TASK STATEMENT:
Copy down every line where the string "GASEOUS" shows up.

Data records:
──────────
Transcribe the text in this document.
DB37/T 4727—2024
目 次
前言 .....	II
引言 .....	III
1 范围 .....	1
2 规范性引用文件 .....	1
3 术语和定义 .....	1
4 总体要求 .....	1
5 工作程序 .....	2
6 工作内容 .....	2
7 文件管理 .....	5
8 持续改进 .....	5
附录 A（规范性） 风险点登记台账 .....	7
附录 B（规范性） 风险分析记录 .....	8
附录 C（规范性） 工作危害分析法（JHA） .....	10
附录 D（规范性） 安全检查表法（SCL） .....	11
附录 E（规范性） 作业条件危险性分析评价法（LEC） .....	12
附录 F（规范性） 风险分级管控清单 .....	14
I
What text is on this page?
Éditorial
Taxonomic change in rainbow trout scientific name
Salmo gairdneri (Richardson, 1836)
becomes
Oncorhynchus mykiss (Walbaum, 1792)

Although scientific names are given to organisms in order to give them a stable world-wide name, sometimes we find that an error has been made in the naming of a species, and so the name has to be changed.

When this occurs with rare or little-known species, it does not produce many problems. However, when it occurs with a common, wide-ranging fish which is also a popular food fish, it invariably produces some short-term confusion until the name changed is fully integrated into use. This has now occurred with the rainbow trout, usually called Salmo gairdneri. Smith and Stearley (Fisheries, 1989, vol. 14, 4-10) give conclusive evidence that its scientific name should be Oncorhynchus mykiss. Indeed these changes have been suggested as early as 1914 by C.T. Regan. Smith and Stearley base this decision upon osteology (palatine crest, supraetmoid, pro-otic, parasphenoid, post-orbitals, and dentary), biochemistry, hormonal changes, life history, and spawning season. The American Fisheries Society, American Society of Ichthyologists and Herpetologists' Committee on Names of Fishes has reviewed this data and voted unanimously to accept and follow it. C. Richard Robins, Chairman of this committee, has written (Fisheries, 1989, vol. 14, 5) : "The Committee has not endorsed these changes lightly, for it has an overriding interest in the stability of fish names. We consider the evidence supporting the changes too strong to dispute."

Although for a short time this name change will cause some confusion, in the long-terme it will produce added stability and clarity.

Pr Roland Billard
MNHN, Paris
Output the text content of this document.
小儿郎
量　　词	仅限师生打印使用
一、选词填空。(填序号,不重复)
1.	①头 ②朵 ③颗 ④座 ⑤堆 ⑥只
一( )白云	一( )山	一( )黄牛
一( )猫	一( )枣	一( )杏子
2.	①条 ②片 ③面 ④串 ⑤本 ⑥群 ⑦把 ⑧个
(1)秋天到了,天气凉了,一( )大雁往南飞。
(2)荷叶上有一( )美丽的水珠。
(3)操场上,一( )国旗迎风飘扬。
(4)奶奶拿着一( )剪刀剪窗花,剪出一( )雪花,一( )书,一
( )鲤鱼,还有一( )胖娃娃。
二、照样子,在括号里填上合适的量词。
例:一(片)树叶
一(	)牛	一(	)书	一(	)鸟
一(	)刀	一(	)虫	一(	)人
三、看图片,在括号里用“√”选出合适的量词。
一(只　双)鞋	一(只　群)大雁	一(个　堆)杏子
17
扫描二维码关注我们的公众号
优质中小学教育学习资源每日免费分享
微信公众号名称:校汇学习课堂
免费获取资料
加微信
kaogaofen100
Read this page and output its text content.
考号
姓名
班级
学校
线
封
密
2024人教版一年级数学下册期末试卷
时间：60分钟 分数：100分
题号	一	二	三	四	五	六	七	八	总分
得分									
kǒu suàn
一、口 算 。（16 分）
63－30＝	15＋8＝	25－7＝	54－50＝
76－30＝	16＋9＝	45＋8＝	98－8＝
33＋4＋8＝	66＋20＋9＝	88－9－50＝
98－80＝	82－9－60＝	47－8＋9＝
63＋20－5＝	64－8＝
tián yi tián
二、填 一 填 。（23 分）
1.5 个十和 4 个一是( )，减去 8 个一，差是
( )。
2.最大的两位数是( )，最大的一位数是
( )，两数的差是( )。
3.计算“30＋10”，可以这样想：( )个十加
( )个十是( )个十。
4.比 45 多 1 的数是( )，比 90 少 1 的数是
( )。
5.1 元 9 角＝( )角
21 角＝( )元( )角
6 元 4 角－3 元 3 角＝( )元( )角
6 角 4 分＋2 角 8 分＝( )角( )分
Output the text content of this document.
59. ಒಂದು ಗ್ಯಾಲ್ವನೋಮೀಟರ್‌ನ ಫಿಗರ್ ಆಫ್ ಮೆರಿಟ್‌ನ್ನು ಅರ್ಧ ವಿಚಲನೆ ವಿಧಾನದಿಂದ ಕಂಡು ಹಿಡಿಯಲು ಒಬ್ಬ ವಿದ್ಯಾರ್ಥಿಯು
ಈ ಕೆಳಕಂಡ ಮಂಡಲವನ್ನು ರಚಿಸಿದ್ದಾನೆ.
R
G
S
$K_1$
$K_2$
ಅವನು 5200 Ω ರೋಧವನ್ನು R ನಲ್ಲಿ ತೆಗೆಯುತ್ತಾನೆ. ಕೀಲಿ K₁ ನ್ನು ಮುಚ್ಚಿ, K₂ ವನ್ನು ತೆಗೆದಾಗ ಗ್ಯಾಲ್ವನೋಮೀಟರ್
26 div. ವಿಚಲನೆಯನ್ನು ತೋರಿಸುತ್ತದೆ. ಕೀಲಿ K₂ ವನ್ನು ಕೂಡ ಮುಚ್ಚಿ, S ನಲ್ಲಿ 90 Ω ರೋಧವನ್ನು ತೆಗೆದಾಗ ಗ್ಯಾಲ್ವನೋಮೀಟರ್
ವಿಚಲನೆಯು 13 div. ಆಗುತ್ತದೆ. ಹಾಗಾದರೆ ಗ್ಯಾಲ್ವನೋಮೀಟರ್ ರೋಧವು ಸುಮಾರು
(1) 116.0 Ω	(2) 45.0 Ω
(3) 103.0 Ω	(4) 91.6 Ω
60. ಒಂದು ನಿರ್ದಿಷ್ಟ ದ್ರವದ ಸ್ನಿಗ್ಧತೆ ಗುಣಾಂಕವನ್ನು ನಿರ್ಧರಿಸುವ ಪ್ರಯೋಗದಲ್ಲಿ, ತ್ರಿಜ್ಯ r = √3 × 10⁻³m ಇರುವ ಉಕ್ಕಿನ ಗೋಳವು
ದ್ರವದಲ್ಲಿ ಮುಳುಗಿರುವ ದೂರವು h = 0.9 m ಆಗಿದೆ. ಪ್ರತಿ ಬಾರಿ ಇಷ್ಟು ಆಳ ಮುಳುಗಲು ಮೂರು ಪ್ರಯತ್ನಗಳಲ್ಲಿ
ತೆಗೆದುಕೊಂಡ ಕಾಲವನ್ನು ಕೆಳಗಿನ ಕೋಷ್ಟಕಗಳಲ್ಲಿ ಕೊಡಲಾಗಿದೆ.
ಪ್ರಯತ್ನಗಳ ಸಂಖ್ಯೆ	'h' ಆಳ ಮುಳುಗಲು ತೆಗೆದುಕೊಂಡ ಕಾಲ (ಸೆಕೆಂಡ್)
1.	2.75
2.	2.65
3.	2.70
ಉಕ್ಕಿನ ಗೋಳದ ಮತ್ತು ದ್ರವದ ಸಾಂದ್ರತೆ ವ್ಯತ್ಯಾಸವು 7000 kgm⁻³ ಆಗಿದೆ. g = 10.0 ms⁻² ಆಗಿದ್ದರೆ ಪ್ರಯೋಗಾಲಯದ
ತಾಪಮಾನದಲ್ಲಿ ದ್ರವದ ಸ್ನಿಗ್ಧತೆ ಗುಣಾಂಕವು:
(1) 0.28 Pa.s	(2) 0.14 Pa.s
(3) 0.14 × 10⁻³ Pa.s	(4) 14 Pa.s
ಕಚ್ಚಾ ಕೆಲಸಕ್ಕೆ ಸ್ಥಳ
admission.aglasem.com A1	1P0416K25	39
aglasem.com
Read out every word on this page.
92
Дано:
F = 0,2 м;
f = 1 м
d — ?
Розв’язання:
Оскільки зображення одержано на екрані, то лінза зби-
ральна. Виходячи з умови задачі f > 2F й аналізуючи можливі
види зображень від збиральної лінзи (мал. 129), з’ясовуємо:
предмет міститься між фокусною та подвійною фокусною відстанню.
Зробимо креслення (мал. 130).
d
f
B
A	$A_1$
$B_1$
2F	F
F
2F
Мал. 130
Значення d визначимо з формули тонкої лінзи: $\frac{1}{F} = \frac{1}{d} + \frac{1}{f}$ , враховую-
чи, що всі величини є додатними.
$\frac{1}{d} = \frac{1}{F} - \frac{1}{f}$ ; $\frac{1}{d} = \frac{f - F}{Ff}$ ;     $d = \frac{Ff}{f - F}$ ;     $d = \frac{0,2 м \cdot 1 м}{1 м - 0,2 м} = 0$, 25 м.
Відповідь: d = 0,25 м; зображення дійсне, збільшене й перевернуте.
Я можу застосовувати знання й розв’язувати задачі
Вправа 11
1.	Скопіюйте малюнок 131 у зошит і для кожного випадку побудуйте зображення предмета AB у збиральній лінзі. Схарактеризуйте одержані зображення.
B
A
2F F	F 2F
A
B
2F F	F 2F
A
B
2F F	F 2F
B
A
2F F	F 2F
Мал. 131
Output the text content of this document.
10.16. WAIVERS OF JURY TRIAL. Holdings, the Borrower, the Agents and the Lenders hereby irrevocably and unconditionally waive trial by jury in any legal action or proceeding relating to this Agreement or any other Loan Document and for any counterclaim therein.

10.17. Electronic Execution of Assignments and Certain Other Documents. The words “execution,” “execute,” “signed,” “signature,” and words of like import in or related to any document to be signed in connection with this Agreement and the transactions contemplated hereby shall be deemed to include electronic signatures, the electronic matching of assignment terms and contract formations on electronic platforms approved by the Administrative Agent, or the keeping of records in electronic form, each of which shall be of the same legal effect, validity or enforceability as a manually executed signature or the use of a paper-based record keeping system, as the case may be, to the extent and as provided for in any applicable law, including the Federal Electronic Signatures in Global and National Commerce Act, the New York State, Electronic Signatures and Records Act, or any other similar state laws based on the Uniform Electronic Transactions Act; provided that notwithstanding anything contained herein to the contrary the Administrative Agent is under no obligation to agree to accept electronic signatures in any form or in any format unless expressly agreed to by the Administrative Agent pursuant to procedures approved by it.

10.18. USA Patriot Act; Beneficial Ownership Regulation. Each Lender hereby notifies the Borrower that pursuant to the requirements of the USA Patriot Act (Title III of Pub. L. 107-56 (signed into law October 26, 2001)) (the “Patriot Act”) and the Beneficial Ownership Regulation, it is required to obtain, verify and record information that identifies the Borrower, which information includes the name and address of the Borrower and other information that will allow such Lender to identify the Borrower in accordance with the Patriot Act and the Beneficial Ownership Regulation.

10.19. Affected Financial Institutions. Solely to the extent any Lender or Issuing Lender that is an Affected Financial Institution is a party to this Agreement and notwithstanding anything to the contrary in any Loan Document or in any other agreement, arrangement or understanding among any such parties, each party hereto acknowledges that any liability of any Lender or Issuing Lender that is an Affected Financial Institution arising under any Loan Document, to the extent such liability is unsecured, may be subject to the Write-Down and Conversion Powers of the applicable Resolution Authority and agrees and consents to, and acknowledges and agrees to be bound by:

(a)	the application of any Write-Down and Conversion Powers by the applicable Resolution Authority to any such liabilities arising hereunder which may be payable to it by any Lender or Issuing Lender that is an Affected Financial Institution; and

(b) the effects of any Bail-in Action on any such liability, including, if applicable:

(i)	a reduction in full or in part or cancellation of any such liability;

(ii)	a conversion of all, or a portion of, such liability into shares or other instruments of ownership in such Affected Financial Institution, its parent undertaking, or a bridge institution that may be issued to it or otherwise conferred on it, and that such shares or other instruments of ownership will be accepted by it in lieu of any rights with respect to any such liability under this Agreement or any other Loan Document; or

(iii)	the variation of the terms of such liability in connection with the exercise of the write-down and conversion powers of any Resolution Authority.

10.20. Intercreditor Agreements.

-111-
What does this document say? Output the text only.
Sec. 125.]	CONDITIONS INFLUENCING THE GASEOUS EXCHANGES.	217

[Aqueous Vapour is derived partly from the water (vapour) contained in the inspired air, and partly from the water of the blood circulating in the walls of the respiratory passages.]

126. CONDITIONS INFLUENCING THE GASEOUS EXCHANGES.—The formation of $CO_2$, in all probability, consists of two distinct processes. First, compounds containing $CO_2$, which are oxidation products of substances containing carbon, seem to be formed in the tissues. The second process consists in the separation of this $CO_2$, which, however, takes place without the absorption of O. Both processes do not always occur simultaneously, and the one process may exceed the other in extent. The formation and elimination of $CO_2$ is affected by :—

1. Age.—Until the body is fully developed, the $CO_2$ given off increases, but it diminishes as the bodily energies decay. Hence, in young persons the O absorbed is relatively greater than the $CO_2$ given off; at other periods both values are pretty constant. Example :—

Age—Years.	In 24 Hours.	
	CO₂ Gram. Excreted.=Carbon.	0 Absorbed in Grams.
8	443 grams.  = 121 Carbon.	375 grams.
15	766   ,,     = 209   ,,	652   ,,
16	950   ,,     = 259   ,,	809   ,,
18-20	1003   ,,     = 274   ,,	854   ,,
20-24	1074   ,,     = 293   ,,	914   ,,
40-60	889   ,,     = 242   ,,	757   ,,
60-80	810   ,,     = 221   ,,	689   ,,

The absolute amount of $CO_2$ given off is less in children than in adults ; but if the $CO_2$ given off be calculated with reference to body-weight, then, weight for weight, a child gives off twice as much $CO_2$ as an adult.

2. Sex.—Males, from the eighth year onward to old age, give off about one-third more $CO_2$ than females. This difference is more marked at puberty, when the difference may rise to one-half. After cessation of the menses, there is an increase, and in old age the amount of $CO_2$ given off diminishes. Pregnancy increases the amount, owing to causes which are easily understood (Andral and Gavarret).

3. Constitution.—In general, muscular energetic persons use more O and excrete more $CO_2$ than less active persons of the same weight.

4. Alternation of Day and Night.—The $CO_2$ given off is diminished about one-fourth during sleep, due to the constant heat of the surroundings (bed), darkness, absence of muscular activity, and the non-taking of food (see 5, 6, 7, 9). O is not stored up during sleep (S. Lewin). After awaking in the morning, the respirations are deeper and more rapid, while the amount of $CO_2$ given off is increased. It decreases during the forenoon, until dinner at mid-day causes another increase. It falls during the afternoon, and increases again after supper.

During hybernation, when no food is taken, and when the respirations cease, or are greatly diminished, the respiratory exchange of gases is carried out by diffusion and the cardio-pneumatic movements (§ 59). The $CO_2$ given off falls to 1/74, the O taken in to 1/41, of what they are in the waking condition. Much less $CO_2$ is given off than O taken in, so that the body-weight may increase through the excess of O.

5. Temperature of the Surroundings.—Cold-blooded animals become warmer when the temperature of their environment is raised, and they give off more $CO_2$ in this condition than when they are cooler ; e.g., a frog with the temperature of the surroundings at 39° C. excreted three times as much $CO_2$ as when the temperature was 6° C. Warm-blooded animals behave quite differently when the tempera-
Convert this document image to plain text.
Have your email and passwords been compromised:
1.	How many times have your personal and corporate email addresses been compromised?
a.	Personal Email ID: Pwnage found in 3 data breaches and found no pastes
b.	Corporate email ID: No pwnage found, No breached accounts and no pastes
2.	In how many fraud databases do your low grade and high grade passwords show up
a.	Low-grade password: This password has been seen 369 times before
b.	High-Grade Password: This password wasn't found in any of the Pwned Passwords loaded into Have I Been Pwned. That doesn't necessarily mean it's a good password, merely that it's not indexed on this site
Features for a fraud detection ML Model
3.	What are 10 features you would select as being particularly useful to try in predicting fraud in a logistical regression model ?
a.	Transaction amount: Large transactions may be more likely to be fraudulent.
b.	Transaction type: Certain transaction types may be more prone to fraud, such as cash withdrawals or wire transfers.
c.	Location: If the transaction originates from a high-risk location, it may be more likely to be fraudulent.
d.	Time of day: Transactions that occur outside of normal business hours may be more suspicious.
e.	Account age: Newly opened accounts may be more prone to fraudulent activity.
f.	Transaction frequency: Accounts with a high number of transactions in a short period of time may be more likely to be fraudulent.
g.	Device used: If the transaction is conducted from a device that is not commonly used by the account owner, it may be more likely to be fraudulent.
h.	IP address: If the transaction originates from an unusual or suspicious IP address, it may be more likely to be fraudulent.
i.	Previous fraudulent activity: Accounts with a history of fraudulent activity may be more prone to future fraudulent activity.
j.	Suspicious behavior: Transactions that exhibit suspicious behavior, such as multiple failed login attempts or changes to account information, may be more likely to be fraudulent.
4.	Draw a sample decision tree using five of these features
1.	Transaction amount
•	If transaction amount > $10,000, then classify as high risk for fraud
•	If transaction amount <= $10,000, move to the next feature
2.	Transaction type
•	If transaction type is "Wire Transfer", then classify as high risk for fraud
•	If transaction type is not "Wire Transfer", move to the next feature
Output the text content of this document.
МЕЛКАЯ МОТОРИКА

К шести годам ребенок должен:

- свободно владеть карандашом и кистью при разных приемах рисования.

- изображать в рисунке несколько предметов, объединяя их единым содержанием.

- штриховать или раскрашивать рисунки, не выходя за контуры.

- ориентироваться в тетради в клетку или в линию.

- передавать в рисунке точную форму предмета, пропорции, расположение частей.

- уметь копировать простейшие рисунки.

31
──────────
THE COMPLETED TASK:
Sec. 125.]	CONDITIONS INFLUENCING THE GASEOUS EXCHANGES.	217
126. CONDITIONS INFLUENCING THE GASEOUS EXCHANGES.—The formation of $CO_2$, in all probability, consists of two distinct processes. First, compounds containing $CO_2$, which are oxidation products of substances containing carbon, seem to be formed in the tissues. The second process consists in the separation of this $CO_2$, which, however, takes place without the absorption of O. Both processes do not always occur simultaneously, and the one process may exceed the other in extent. The formation and elimination of $CO_2$ is affected by :—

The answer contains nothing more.